* PROBLEM *
Without the images, output each record below as it stands.

* INPUT MATERIAL *
┄┄┄┄┄┄┄┄┄┄┄┄┄┄┄┄┄┄┄┄
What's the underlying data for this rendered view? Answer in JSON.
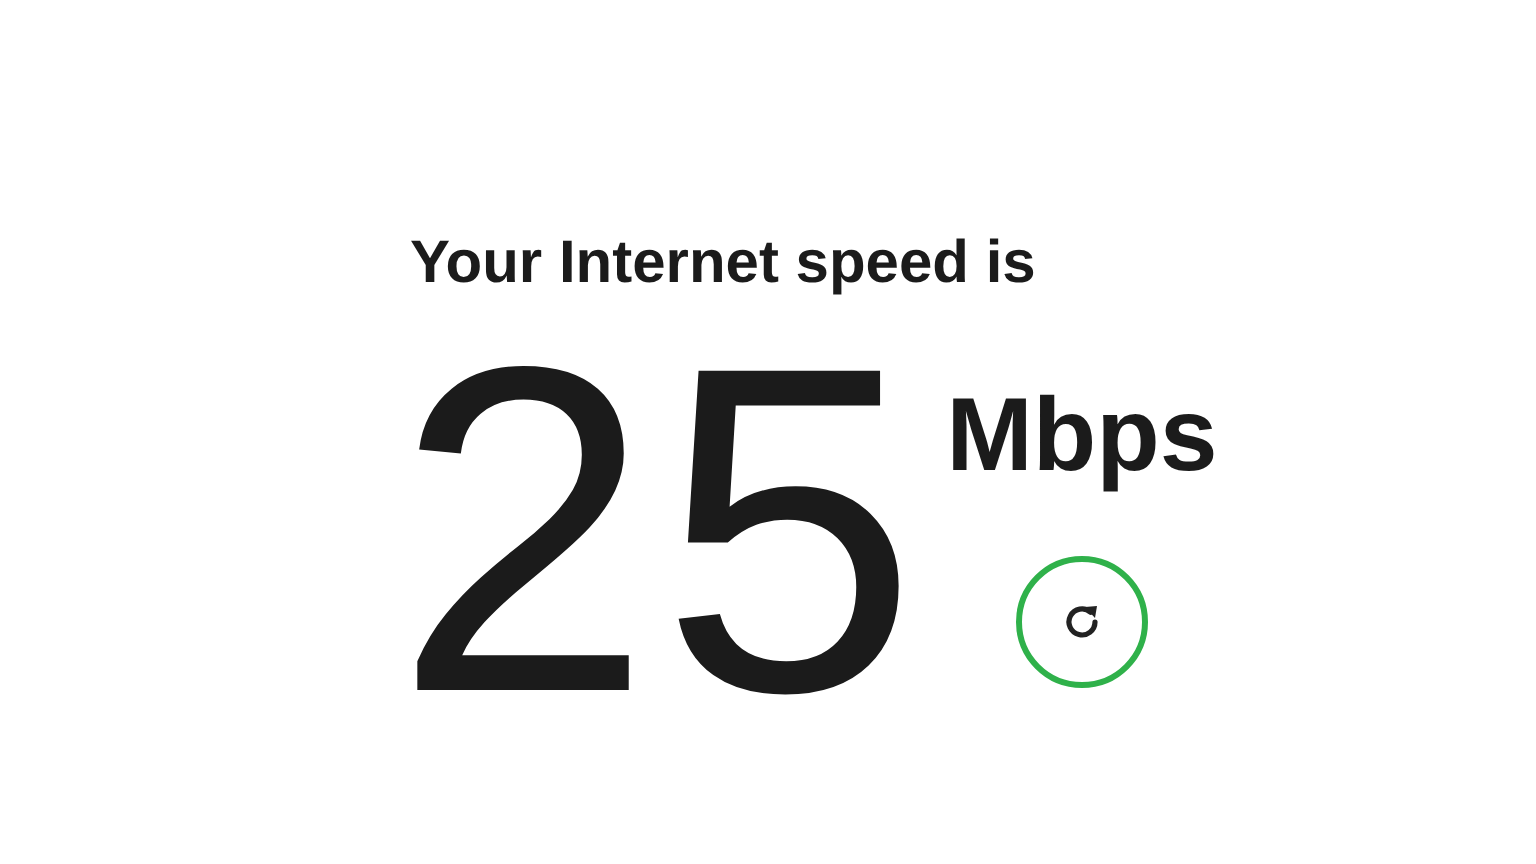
{
  "heading": "Your Internet speed is",
  "speed": "25",
  "unit": "Mbps"
}
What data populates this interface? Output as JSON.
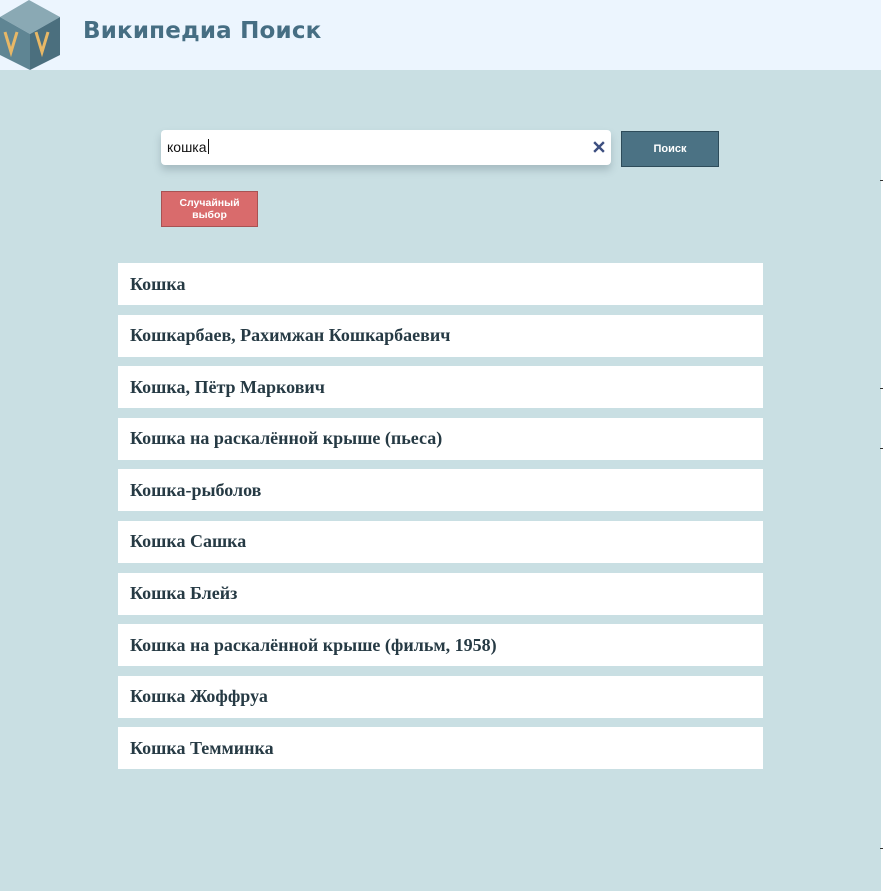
{
  "header": {
    "title": "Википедиа Поиск",
    "logo_icon": "cube-vv-logo-icon",
    "background": "#ecf5fe",
    "title_color": "#466e83"
  },
  "search": {
    "value": "кошка",
    "clear_icon": "close-icon",
    "submit_label": "Поиск",
    "submit_color": "#4b7284"
  },
  "random": {
    "label": "Случайный выбор",
    "color": "#d96b6c"
  },
  "results": [
    {
      "title": "Кошка"
    },
    {
      "title": "Кошкарбаев, Рахимжан Кошкарбаевич"
    },
    {
      "title": "Кошка, Пётр Маркович"
    },
    {
      "title": "Кошка на раскалённой крыше (пьеса)"
    },
    {
      "title": "Кошка-рыболов"
    },
    {
      "title": "Кошка Сашка"
    },
    {
      "title": "Кошка Блейз"
    },
    {
      "title": "Кошка на раскалённой крыше (фильм, 1958)"
    },
    {
      "title": "Кошка Жоффруа"
    },
    {
      "title": "Кошка Темминка"
    }
  ],
  "colors": {
    "page_background": "#c9dfe3",
    "result_text": "#263a44"
  }
}
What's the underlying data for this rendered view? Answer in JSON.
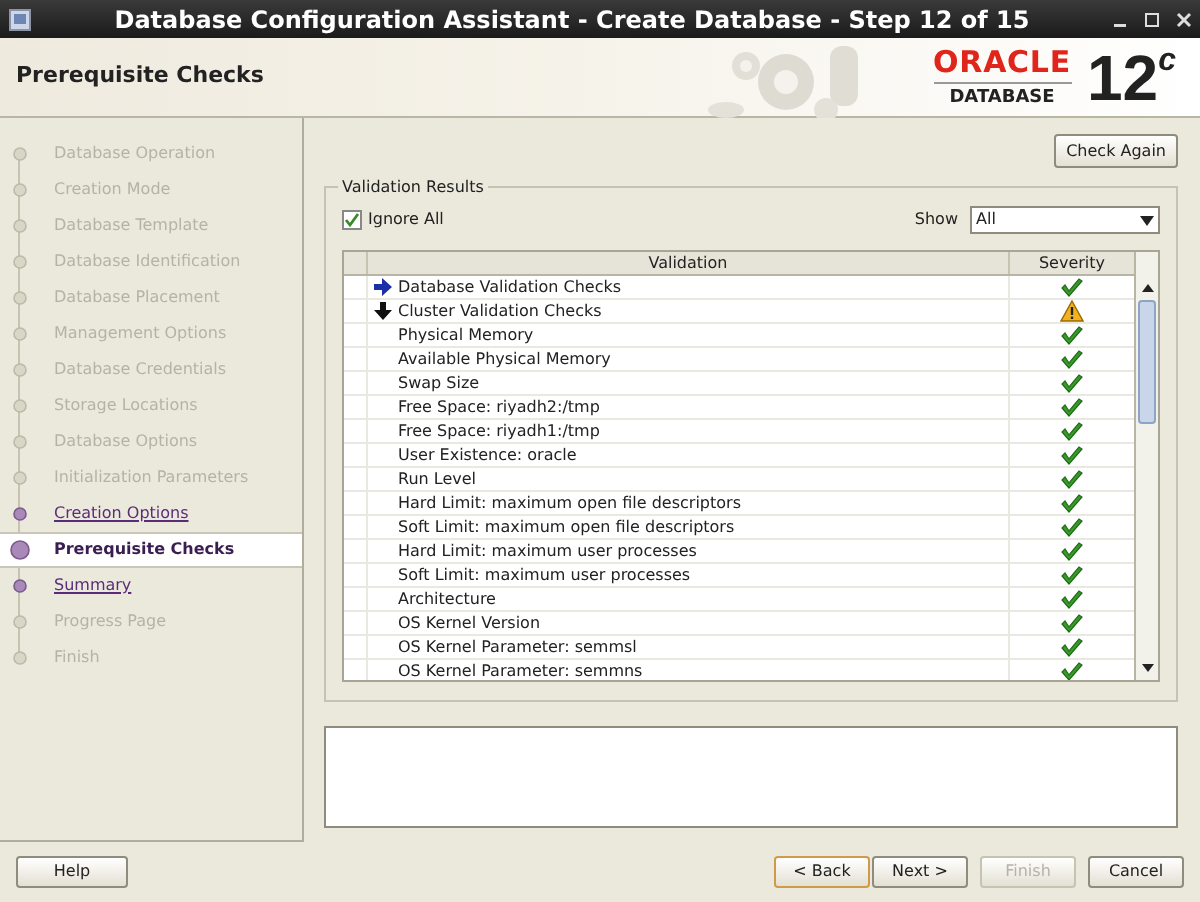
{
  "window": {
    "title": "Database Configuration Assistant - Create Database - Step 12 of 15"
  },
  "header": {
    "title": "Prerequisite Checks",
    "brand": "ORACLE",
    "product": "DATABASE",
    "version": "12",
    "version_suffix": "c"
  },
  "steps": [
    {
      "label": "Database Operation",
      "kind": "disabled"
    },
    {
      "label": "Creation Mode",
      "kind": "disabled"
    },
    {
      "label": "Database Template",
      "kind": "disabled"
    },
    {
      "label": "Database Identification",
      "kind": "disabled"
    },
    {
      "label": "Database Placement",
      "kind": "disabled"
    },
    {
      "label": "Management Options",
      "kind": "disabled"
    },
    {
      "label": "Database Credentials",
      "kind": "disabled"
    },
    {
      "label": "Storage Locations",
      "kind": "disabled"
    },
    {
      "label": "Database Options",
      "kind": "disabled"
    },
    {
      "label": "Initialization Parameters",
      "kind": "disabled"
    },
    {
      "label": "Creation Options",
      "kind": "link"
    },
    {
      "label": "Prerequisite Checks",
      "kind": "current"
    },
    {
      "label": "Summary",
      "kind": "link"
    },
    {
      "label": "Progress Page",
      "kind": "disabled"
    },
    {
      "label": "Finish",
      "kind": "disabled"
    }
  ],
  "check_again": "Check Again",
  "validation_results": {
    "title": "Validation Results",
    "ignore_all": {
      "label": "Ignore All",
      "checked": true
    },
    "show": {
      "label": "Show",
      "value": "All"
    },
    "columns": [
      "Validation",
      "Severity"
    ],
    "rows": [
      {
        "kind": "group",
        "label": "Database Validation Checks",
        "expanded": false,
        "warning": false
      },
      {
        "kind": "group",
        "label": "Cluster Validation Checks",
        "expanded": true,
        "warning": true
      },
      {
        "kind": "item",
        "label": "Physical Memory",
        "warning": false
      },
      {
        "kind": "item",
        "label": "Available Physical Memory",
        "warning": false
      },
      {
        "kind": "item",
        "label": "Swap Size",
        "warning": false
      },
      {
        "kind": "item",
        "label": "Free Space: riyadh2:/tmp",
        "warning": false
      },
      {
        "kind": "item",
        "label": "Free Space: riyadh1:/tmp",
        "warning": false
      },
      {
        "kind": "item",
        "label": "User Existence: oracle",
        "warning": false
      },
      {
        "kind": "item",
        "label": "Run Level",
        "warning": false
      },
      {
        "kind": "item",
        "label": "Hard Limit: maximum open file descriptors",
        "warning": false
      },
      {
        "kind": "item",
        "label": "Soft Limit: maximum open file descriptors",
        "warning": false
      },
      {
        "kind": "item",
        "label": "Hard Limit: maximum user processes",
        "warning": false
      },
      {
        "kind": "item",
        "label": "Soft Limit: maximum user processes",
        "warning": false
      },
      {
        "kind": "item",
        "label": "Architecture",
        "warning": false
      },
      {
        "kind": "item",
        "label": "OS Kernel Version",
        "warning": false
      },
      {
        "kind": "item",
        "label": "OS Kernel Parameter: semmsl",
        "warning": false
      },
      {
        "kind": "item",
        "label": "OS Kernel Parameter: semmns",
        "warning": false
      }
    ]
  },
  "buttons": [
    {
      "label": "Help",
      "disabled": false,
      "default": false
    },
    {
      "label": "< Back",
      "disabled": false,
      "default": true
    },
    {
      "label": "Next >",
      "disabled": false,
      "default": false
    },
    {
      "label": "Finish",
      "disabled": true,
      "default": false
    },
    {
      "label": "Cancel",
      "disabled": false,
      "default": false
    }
  ]
}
┄┄┄┄┄┄┄┄┄┄┄┄┄┄┄┄┄┄┄┄
* TASK OUTPUT *
What's the underlying data for this rendered view? Answer in JSON.
{
  "heading": "Your Internet speed is",
  "speed": "25",
  "unit": "Mbps"
}
What data populates this interface? Output as JSON.
{
  "header": {
    "title": "Википедиа Поиск",
    "logo_icon": "cube-vv-logo-icon",
    "background": "#ecf5fe",
    "title_color": "#466e83"
  },
  "search": {
    "value": "кошка",
    "clear_icon": "close-icon",
    "submit_label": "Поиск",
    "submit_color": "#4b7284"
  },
  "random": {
    "label": "Случайный выбор",
    "color": "#d96b6c"
  },
  "results": [
    {
      "title": "Кошка"
    },
    {
      "title": "Кошкарбаев, Рахимжан Кошкарбаевич"
    },
    {
      "title": "Кошка, Пётр Маркович"
    },
    {
      "title": "Кошка на раскалённой крыше (пьеса)"
    },
    {
      "title": "Кошка-рыболов"
    },
    {
      "title": "Кошка Сашка"
    },
    {
      "title": "Кошка Блейз"
    },
    {
      "title": "Кошка на раскалённой крыше (фильм, 1958)"
    },
    {
      "title": "Кошка Жоффруа"
    },
    {
      "title": "Кошка Темминка"
    }
  ],
  "colors": {
    "page_background": "#c9dfe3",
    "result_text": "#263a44"
  }
}
What's the underlying data for this rendered view? Answer in JSON.
{
  "window": {
    "title": "Database Configuration Assistant - Create Database - Step 12 of 15"
  },
  "header": {
    "title": "Prerequisite Checks",
    "brand": "ORACLE",
    "product": "DATABASE",
    "version": "12",
    "version_suffix": "c"
  },
  "steps": [
    {
      "label": "Database Operation",
      "kind": "disabled"
    },
    {
      "label": "Creation Mode",
      "kind": "disabled"
    },
    {
      "label": "Database Template",
      "kind": "disabled"
    },
    {
      "label": "Database Identification",
      "kind": "disabled"
    },
    {
      "label": "Database Placement",
      "kind": "disabled"
    },
    {
      "label": "Management Options",
      "kind": "disabled"
    },
    {
      "label": "Database Credentials",
      "kind": "disabled"
    },
    {
      "label": "Storage Locations",
      "kind": "disabled"
    },
    {
      "label": "Database Options",
      "kind": "disabled"
    },
    {
      "label": "Initialization Parameters",
      "kind": "disabled"
    },
    {
      "label": "Creation Options",
      "kind": "link"
    },
    {
      "label": "Prerequisite Checks",
      "kind": "current"
    },
    {
      "label": "Summary",
      "kind": "link"
    },
    {
      "label": "Progress Page",
      "kind": "disabled"
    },
    {
      "label": "Finish",
      "kind": "disabled"
    }
  ],
  "check_again": "Check Again",
  "validation_results": {
    "title": "Validation Results",
    "ignore_all": {
      "label": "Ignore All",
      "checked": true
    },
    "show": {
      "label": "Show",
      "value": "All"
    },
    "columns": [
      "Validation",
      "Severity"
    ],
    "rows": [
      {
        "kind": "group",
        "label": "Database Validation Checks",
        "expanded": false,
        "warning": false
      },
      {
        "kind": "group",
        "label": "Cluster Validation Checks",
        "expanded": true,
        "warning": true
      },
      {
        "kind": "item",
        "label": "Physical Memory",
        "warning": false
      },
      {
        "kind": "item",
        "label": "Available Physical Memory",
        "warning": false
      },
      {
        "kind": "item",
        "label": "Swap Size",
        "warning": false
      },
      {
        "kind": "item",
        "label": "Free Space: riyadh2:/tmp",
        "warning": false
      },
      {
        "kind": "item",
        "label": "Free Space: riyadh1:/tmp",
        "warning": false
      },
      {
        "kind": "item",
        "label": "User Existence: oracle",
        "warning": false
      },
      {
        "kind": "item",
        "label": "Run Level",
        "warning": false
      },
      {
        "kind": "item",
        "label": "Hard Limit: maximum open file descriptors",
        "warning": false
      },
      {
        "kind": "item",
        "label": "Soft Limit: maximum open file descriptors",
        "warning": false
      },
      {
        "kind": "item",
        "label": "Hard Limit: maximum user processes",
        "warning": false
      },
      {
        "kind": "item",
        "label": "Soft Limit: maximum user processes",
        "warning": false
      },
      {
        "kind": "item",
        "label": "Architecture",
        "warning": false
      },
      {
        "kind": "item",
        "label": "OS Kernel Version",
        "warning": false
      },
      {
        "kind": "item",
        "label": "OS Kernel Parameter: semmsl",
        "warning": false
      },
      {
        "kind": "item",
        "label": "OS Kernel Parameter: semmns",
        "warning": false
      }
    ]
  },
  "buttons": [
    {
      "label": "Help",
      "disabled": false,
      "default": false
    },
    {
      "label": "< Back",
      "disabled": false,
      "default": true
    },
    {
      "label": "Next >",
      "disabled": false,
      "default": false
    },
    {
      "label": "Finish",
      "disabled": true,
      "default": false
    },
    {
      "label": "Cancel",
      "disabled": false,
      "default": false
    }
  ]
}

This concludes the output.